- [Written problem] Please list all lines of the material below in which the string "Products" occurs.

<<<<

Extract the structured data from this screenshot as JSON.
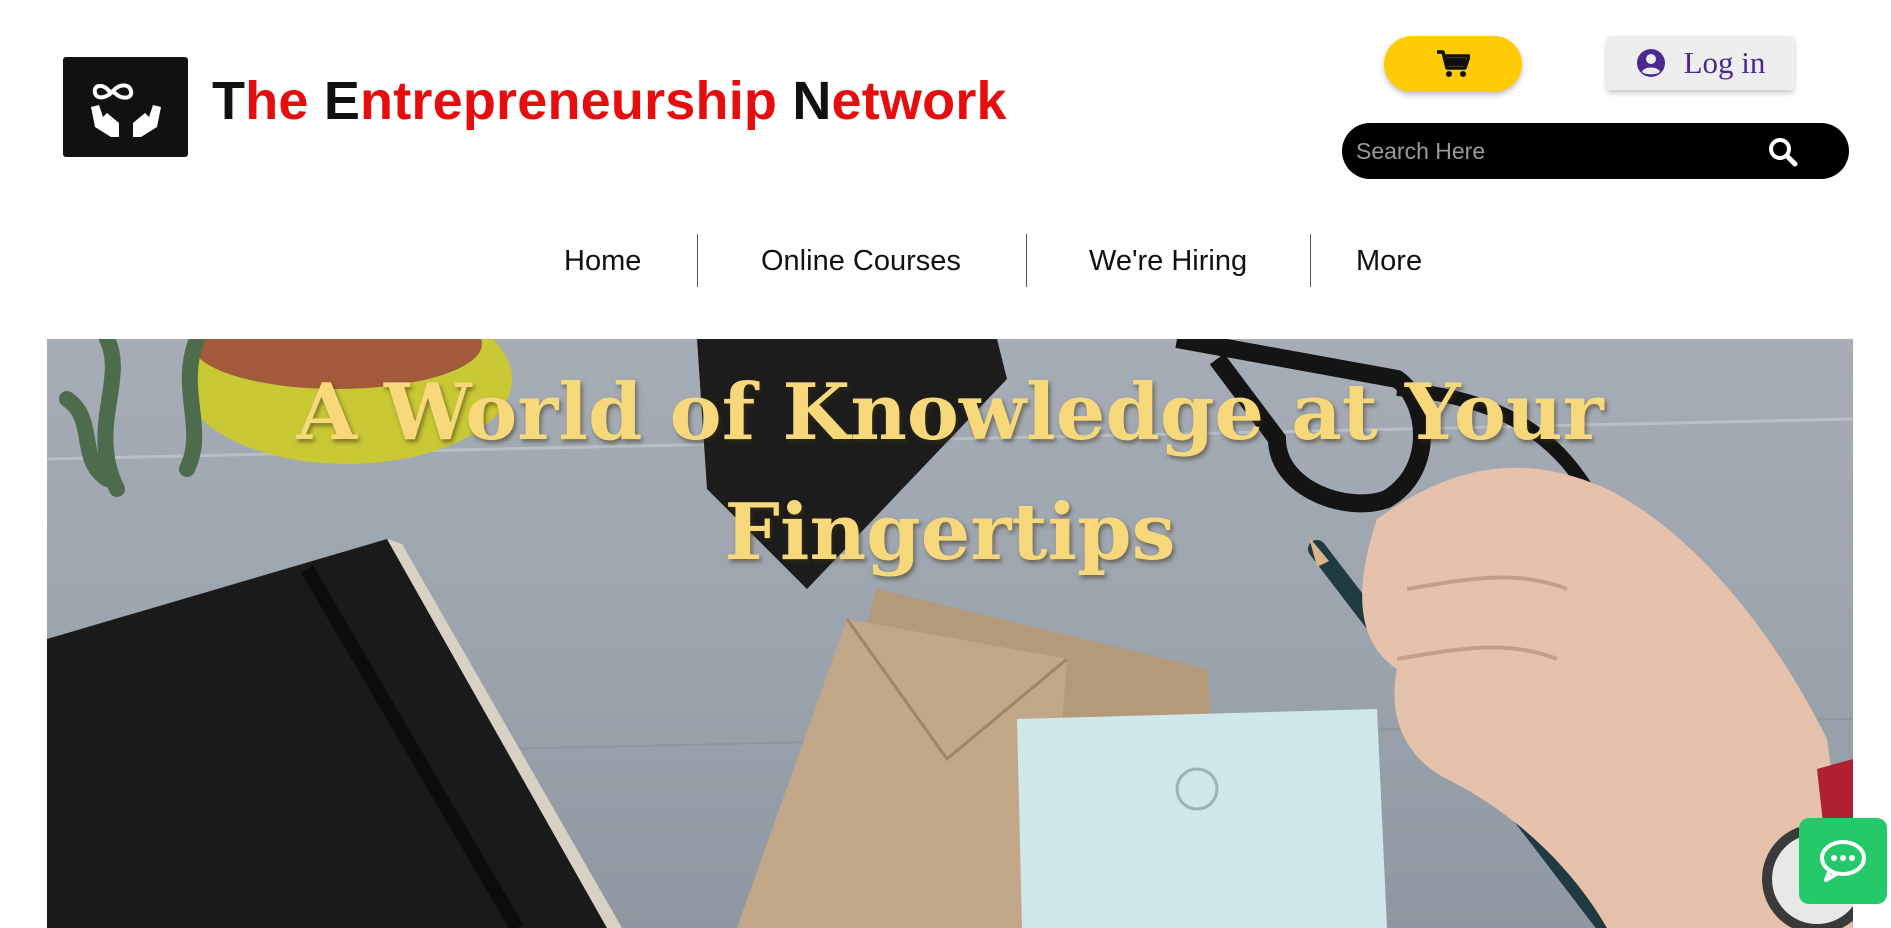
{
  "header": {
    "brand": {
      "segments": [
        {
          "text": "T",
          "color": "#111111"
        },
        {
          "text": "he ",
          "color": "#e50d0d"
        },
        {
          "text": "E",
          "color": "#111111"
        },
        {
          "text": "ntrepreneurship ",
          "color": "#e50d0d"
        },
        {
          "text": "N",
          "color": "#111111"
        },
        {
          "text": "etwork",
          "color": "#e50d0d"
        }
      ]
    },
    "logo_icon": "hands-infinity-icon",
    "cart_icon": "cart-icon",
    "login_label": "Log in",
    "login_icon": "user-circle-icon",
    "search": {
      "placeholder": "Search Here",
      "value": "",
      "icon": "search-icon"
    }
  },
  "nav": {
    "items": [
      {
        "label": "Home"
      },
      {
        "label": "Online Courses"
      },
      {
        "label": "We're Hiring"
      },
      {
        "label": "More"
      }
    ]
  },
  "hero": {
    "title_line1": "A World of Knowledge at Your",
    "title_line2": "Fingertips"
  },
  "chat": {
    "icon": "chat-bubble-icon"
  },
  "colors": {
    "accent_yellow": "#ffcb05",
    "brand_red": "#e50d0d",
    "hero_title": "#f7d97c",
    "chat_green": "#25c96a",
    "login_purple": "#4b2a8f"
  }
}
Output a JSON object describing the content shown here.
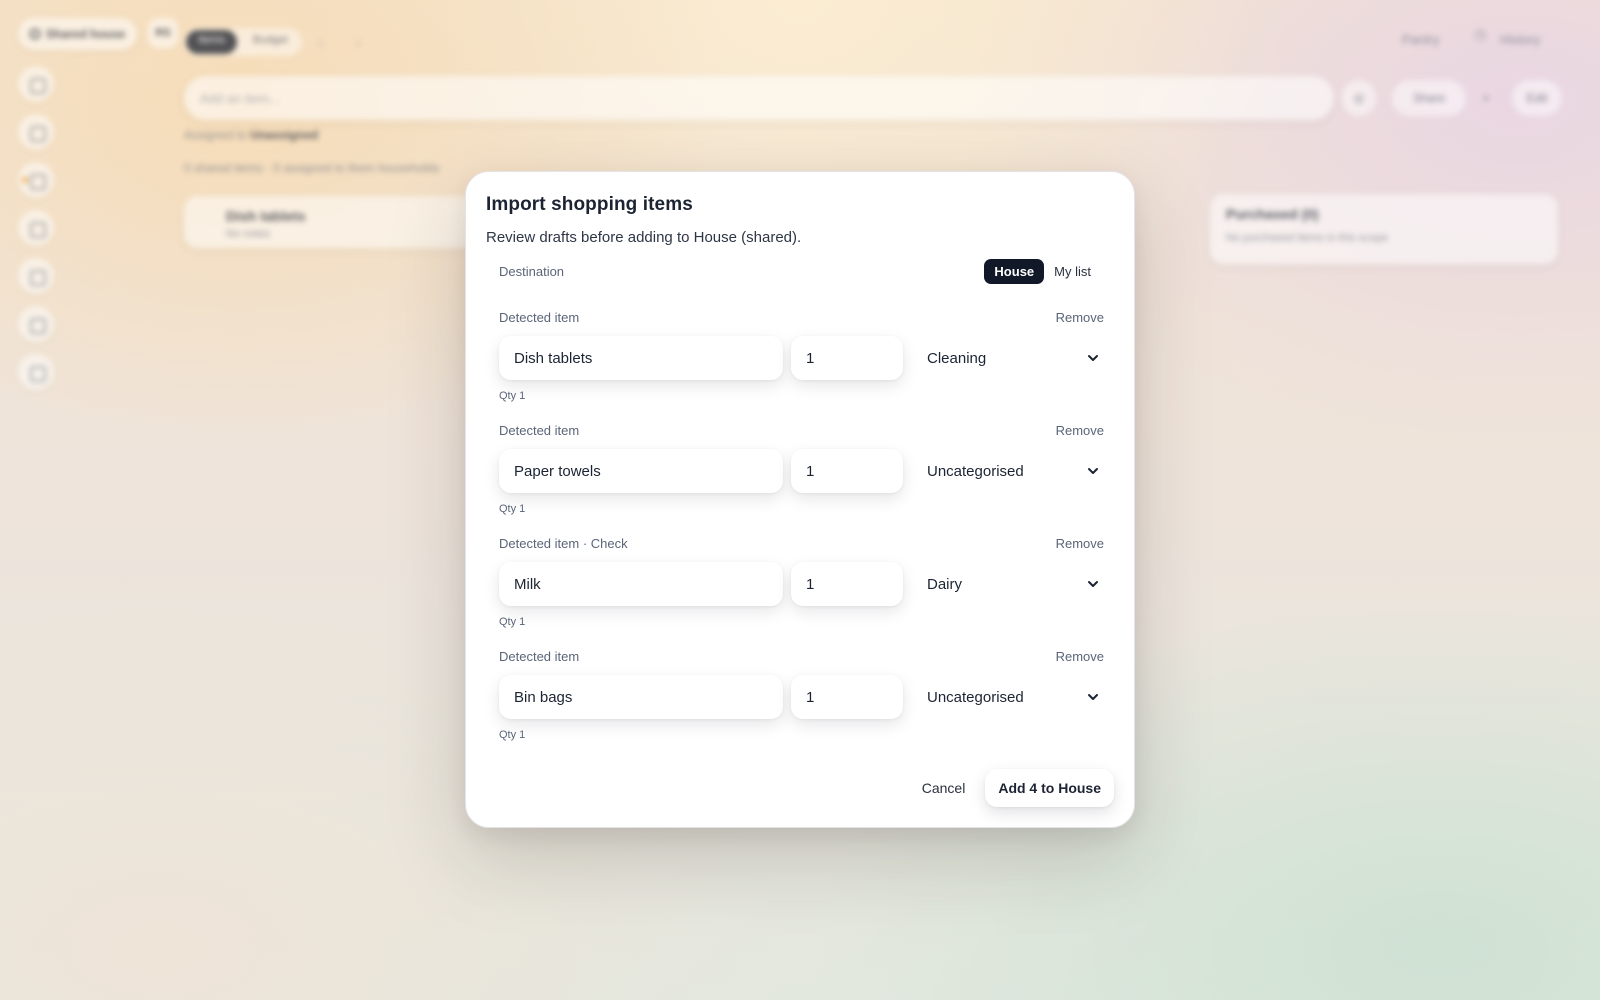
{
  "background": {
    "house_chip": "Shared house",
    "small_chip": "RS",
    "tabs": [
      "Items",
      "Budget"
    ],
    "top_right": [
      "Pantry",
      "History"
    ],
    "search_placeholder": "Add an item...",
    "share_label": "Share",
    "edit_label": "Edit",
    "assigned_label": "Assigned to",
    "assigned_value": "Unassigned",
    "meta_line": "0 shared items · 0 assigned to them households",
    "card_left_title": "Dish tablets",
    "card_left_sub": "No notes",
    "card_right_title": "Purchased (0)",
    "card_right_sub": "No purchased items in this scope"
  },
  "modal": {
    "title": "Import shopping items",
    "subtitle": "Review drafts before adding to House (shared).",
    "destination_label": "Destination",
    "destination_options": [
      "House",
      "My list"
    ],
    "destination_selected": "House",
    "items": [
      {
        "label": "Detected item",
        "remove": "Remove",
        "name": "Dish tablets",
        "qty": "1",
        "category": "Cleaning",
        "note": "Qty 1"
      },
      {
        "label": "Detected item",
        "remove": "Remove",
        "name": "Paper towels",
        "qty": "1",
        "category": "Uncategorised",
        "note": "Qty 1"
      },
      {
        "label": "Detected item · Check",
        "remove": "Remove",
        "name": "Milk",
        "qty": "1",
        "category": "Dairy",
        "note": "Qty 1"
      },
      {
        "label": "Detected item",
        "remove": "Remove",
        "name": "Bin bags",
        "qty": "1",
        "category": "Uncategorised",
        "note": "Qty 1"
      }
    ],
    "cancel_label": "Cancel",
    "submit_label": "Add 4 to House"
  },
  "colors": {
    "accent_dark": "#111827",
    "text": "#1c2433",
    "muted": "#5a6578"
  }
}
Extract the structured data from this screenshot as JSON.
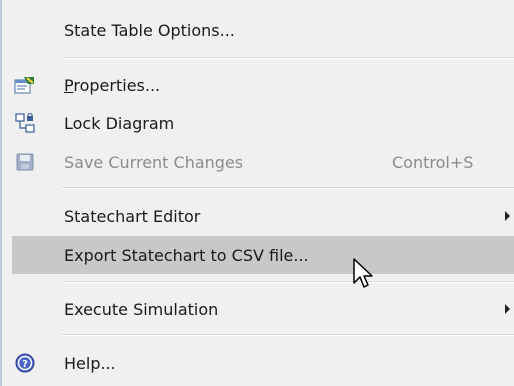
{
  "menu": {
    "items": [
      {
        "label": "State Table Options...",
        "shortcut": "",
        "submenu": false,
        "disabled": false,
        "icon": ""
      },
      {
        "label_first": "P",
        "label_rest": "roperties...",
        "shortcut": "",
        "submenu": false,
        "disabled": false,
        "icon": "properties-icon"
      },
      {
        "label": "Lock Diagram",
        "shortcut": "",
        "submenu": false,
        "disabled": false,
        "icon": "lock-diagram-icon"
      },
      {
        "label": "Save Current Changes",
        "shortcut": "Control+S",
        "submenu": false,
        "disabled": true,
        "icon": "save-icon"
      },
      {
        "label": "Statechart Editor",
        "shortcut": "",
        "submenu": true,
        "disabled": false,
        "icon": ""
      },
      {
        "label": "Export Statechart to CSV file...",
        "shortcut": "",
        "submenu": false,
        "disabled": false,
        "highlighted": true,
        "icon": ""
      },
      {
        "label": "Execute Simulation",
        "shortcut": "",
        "submenu": true,
        "disabled": false,
        "icon": ""
      },
      {
        "label": "Help...",
        "shortcut": "",
        "submenu": false,
        "disabled": false,
        "icon": "help-icon"
      }
    ]
  },
  "colors": {
    "menu_background": "#f0f0f0",
    "highlight_background": "#c8c8c8",
    "disabled_text": "#8c8c8c",
    "separator": "#d5d5d5"
  }
}
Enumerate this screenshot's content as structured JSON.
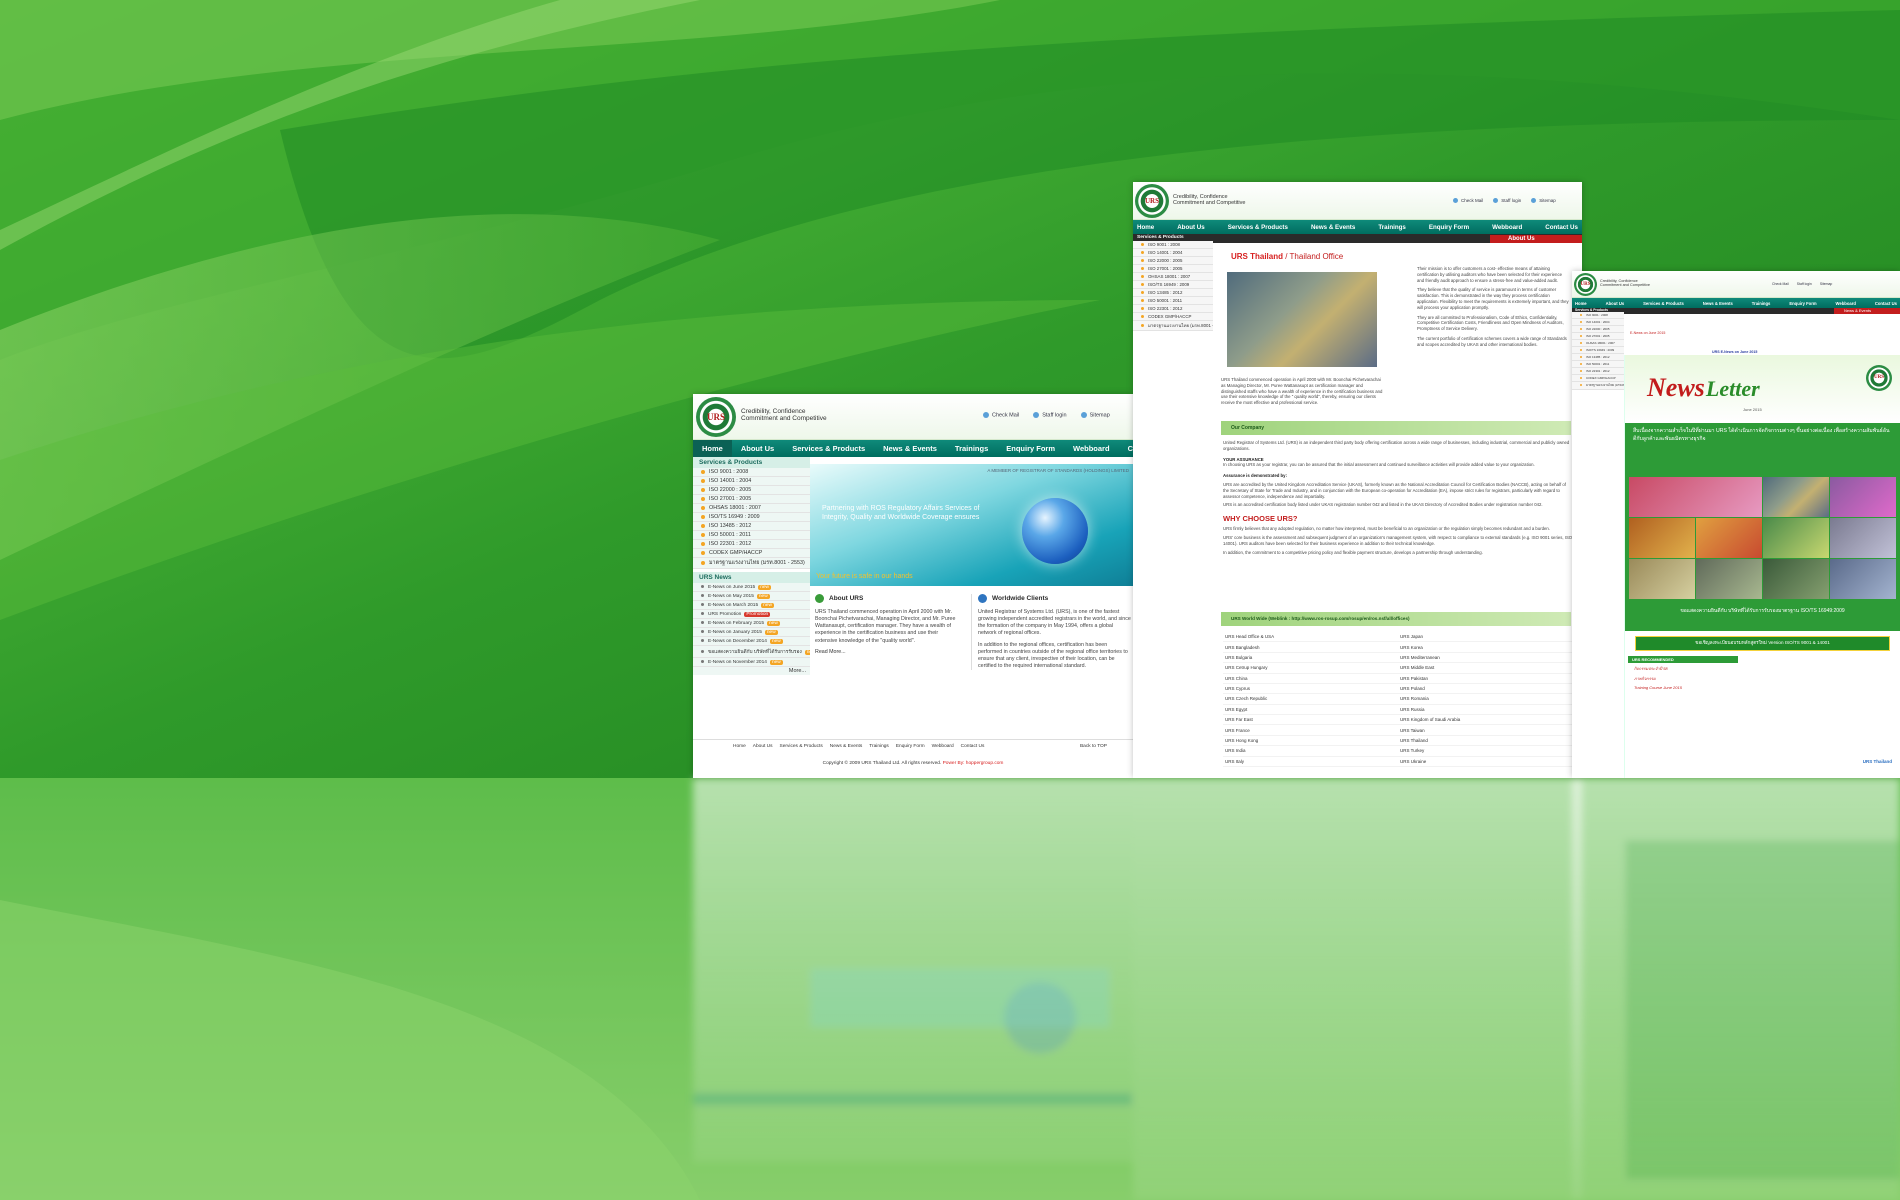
{
  "colors": {
    "accent": "#0f8a7a",
    "brand_green": "#2c9c3a",
    "news_red": "#d72020",
    "badge": "#f4a523"
  },
  "site": {
    "tagline_1": "Credibility, Confidence",
    "tagline_2": "Commitment and Competitive",
    "logo_text": "URS",
    "top_links": [
      "Check Mail",
      "Staff login",
      "Sitemap"
    ],
    "nav": [
      "Home",
      "About Us",
      "Services & Products",
      "News & Events",
      "Trainings",
      "Enquiry Form",
      "Webboard",
      "Contact Us"
    ]
  },
  "left": {
    "services_title": "Services & Products",
    "services": [
      "ISO 9001 : 2008",
      "ISO 14001 : 2004",
      "ISO 22000 : 2005",
      "ISO 27001 : 2005",
      "OHSAS 18001 : 2007",
      "ISO/TS 16949 : 2009",
      "ISO 13485 : 2012",
      "ISO 50001 : 2011",
      "ISO 22301 : 2012",
      "CODEX GMP/HACCP",
      "มาตรฐานแรงงานไทย (มรท.8001 - 2553)"
    ],
    "banner_member": "A MEMBER OF REGISTRAR OF STANDARDS (HOLDINGS) LIMITED",
    "banner_line1": "Partnering with ROS Regulatory Affairs Services of",
    "banner_line2": "Integrity, Quality and Worldwide Coverage ensures",
    "banner_future": "Your future is safe in our hands",
    "news_title": "URS News",
    "news": [
      {
        "t": "E-News on June 2015",
        "b": "new"
      },
      {
        "t": "E-News on May 2015",
        "b": "new"
      },
      {
        "t": "E-News on March 2015",
        "b": "new"
      },
      {
        "t": "URS Promotion",
        "b": "Promotion"
      },
      {
        "t": "E-News on February 2015",
        "b": "new"
      },
      {
        "t": "E-News on January 2015",
        "b": "new"
      },
      {
        "t": "E-News on December 2014",
        "b": "new"
      },
      {
        "t": "ขอแสดงความยินดีกับ บริษัทที่ได้รับการรับรอง",
        "b": "new"
      },
      {
        "t": "E-News on November 2014",
        "b": "new"
      }
    ],
    "more": "More...",
    "about_title": "About URS",
    "about_text": "URS Thailand commenced operation in April 2000 with Mr. Boonchai Pichetvarachai, Managing Director, and Mr. Puree Wattanasupt, certification manager. They have a wealth of experience in the certification business and use their extensive knowledge of the \"quality world\".",
    "read_more": "Read More...",
    "clients_title": "Worldwide Clients",
    "clients_text": "United Registrar of Systems Ltd. (URS), is one of the fastest growing independent accredited registrars in the world, and since the formation of the company in May 1994, offers a global network of regional offices.",
    "clients_text2": "In addition to the regional offices, certification has been performed in countries outside of the regional office territories to ensure that any client, irrespective of their location, can be certified to the required international standard.",
    "footer_links": [
      "Home",
      "About Us",
      "Services & Products",
      "News & Events",
      "Trainings",
      "Enquiry Form",
      "Webboard",
      "Contact Us"
    ],
    "back_to_top": "Back to TOP",
    "copyright": "Copyright © 2009 URS Thailand Ltd. All rights reserved.",
    "powered": "Power By: hoppergroup.com"
  },
  "middle": {
    "side_title": "Services & Products",
    "header_right": "About Us",
    "title_red": "URS Thailand",
    "title_rest": " / Thailand Office",
    "photo_caption": "URS Thailand commenced operation in April 2000 with Mr. Boonchai Pichetvarachai as Managing Director, Mr. Puree Wattanasupt as certification manager and distinguished staffs who have a wealth of experience in the certification business and use their extensive knowledge of the \" quality world\", thereby, ensuring our clients receive the most effective and professional service.",
    "mission": "Their mission is to offer customers a cost- effective means of attaining certification by utilising auditors who have been selected for their experience and friendly audit approach to ensure a stress-free and value-added audit.",
    "quality": "They believe that the quality of service is paramount in terms of customer satisfaction. This is demonstrated in the way they process certification application. Flexibility to meet the requirements is extremely important, and they will process your application promptly.",
    "principles": "They are all committed to Professionalism, Code of Ethics, Confidentiality, Competitive Certification Costs, Friendliness and Open Mindness of Auditors, Promptness of Service Delivery.",
    "portfolio": "The current portfolio of certification schemes covers a wide range of Standards and scopes accredited by UKAS and other international bodies.",
    "our_company": "Our Company",
    "company_text": "United Registrar of Systems Ltd. (URS) is an independent third party body offering certification across a wide range of businesses, including industrial, commercial and publicly owned organizations.",
    "assurance_h": "YOUR ASSURANCE",
    "assurance_text": "In choosing URS as your registrar, you can be assured that the initial assessment and continued surveillance activities will provide added value to your organization.",
    "demonstrated_h": "Assurance is demonstrated by:",
    "demonstrated_text": "URS are accredited by the United Kingdom Accreditation Service (UKAS), formerly known as the National Accreditation Council for Certification Bodies (NACCB), acting on behalf of the Secretary of State for Trade and Industry, and in conjunction with the European co-operation for Accreditation (EA), impose strict rules for registrars, particularly with regard to assessor competence, independence and impartiality.",
    "ukas_text": "URS is an accredited certification body listed under UKAS registration number 042 and listed in the UKAS Directory of Accredited Bodies under registration number 042.",
    "why_h": "WHY CHOOSE URS?",
    "why_text": "URS firmly believes that any adopted regulation, no matter how interpreted, must be beneficial to an organization or the regulation simply becomes redundant and a burden.",
    "why_text2": "URS' core business is the assessment and subsequent judgment of an organization's management system, with respect to compliance to external standards (e.g. ISO 9001 series, ISO 14001). URS auditors have been selected for their business experience in addition to their technical knowledge.",
    "why_text3": "In addition, the commitment to a competitive pricing policy and flexible payment structure, develops a partnership through understanding.",
    "worldwide_bar": "URS World Wide (Weblink : http://www.ros-rosup.com/rosup/en/ros.nsf/all/offices)",
    "offices_left": [
      "URS Head Office & USA",
      "URS Bangladesh",
      "URS Bulgaria",
      "URS Cetrup Hungary",
      "URS China",
      "URS Cyprus",
      "URS Czech Republic",
      "URS Egypt",
      "URS Far East",
      "URS France",
      "URS Hong Kong",
      "URS India",
      "URS Italy"
    ],
    "offices_right": [
      "URS Japan",
      "URS Korea",
      "URS Mediterranean",
      "URS Middle East",
      "URS Pakistan",
      "URS Poland",
      "URS Romania",
      "URS Russia",
      "URS Kingdom of Saudi Arabia",
      "URS Taiwan",
      "URS Thailand",
      "URS Turkey",
      "URS Ukraine"
    ]
  },
  "right": {
    "breadcrumb": "E-News on June 2015",
    "header_right": "News & Events",
    "subtitle": "URS E-News on June 2015",
    "news_word": "News",
    "letter_word": "Letter",
    "issue": "June 2015",
    "intro": "สืบเนื่องจากความสำเร็จในปีที่ผ่านมา URS ได้ดำเนินการจัดกิจกรรมต่างๆ ขึ้นอย่างต่อเนื่อง เพื่อสร้างความสัมพันธ์อันดีกับลูกค้าและพันธมิตรทางธุรกิจ",
    "caption": "ขอแสดงความยินดีกับ บริษัทที่ได้รับการรับรองมาตรฐาน ISO/TS 16949:2009",
    "promo": "ขอเชิญลงทะเบียนอบรมหลักสูตรใหม่ Version ISO/TS 9001 & 14001",
    "recommended_title": "URS RECOMMENDED",
    "recommended": [
      "กิจกรรมประจำปี 58",
      "ภาพกิจกรรม",
      "Training Course June 2015"
    ],
    "footer_brand": "URS Thailand"
  }
}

>>>>

- [Problem solution]
      "Services & Products",
    "services_title": "Services & Products",
      "Services & Products",
    "side_title": "Services & Products",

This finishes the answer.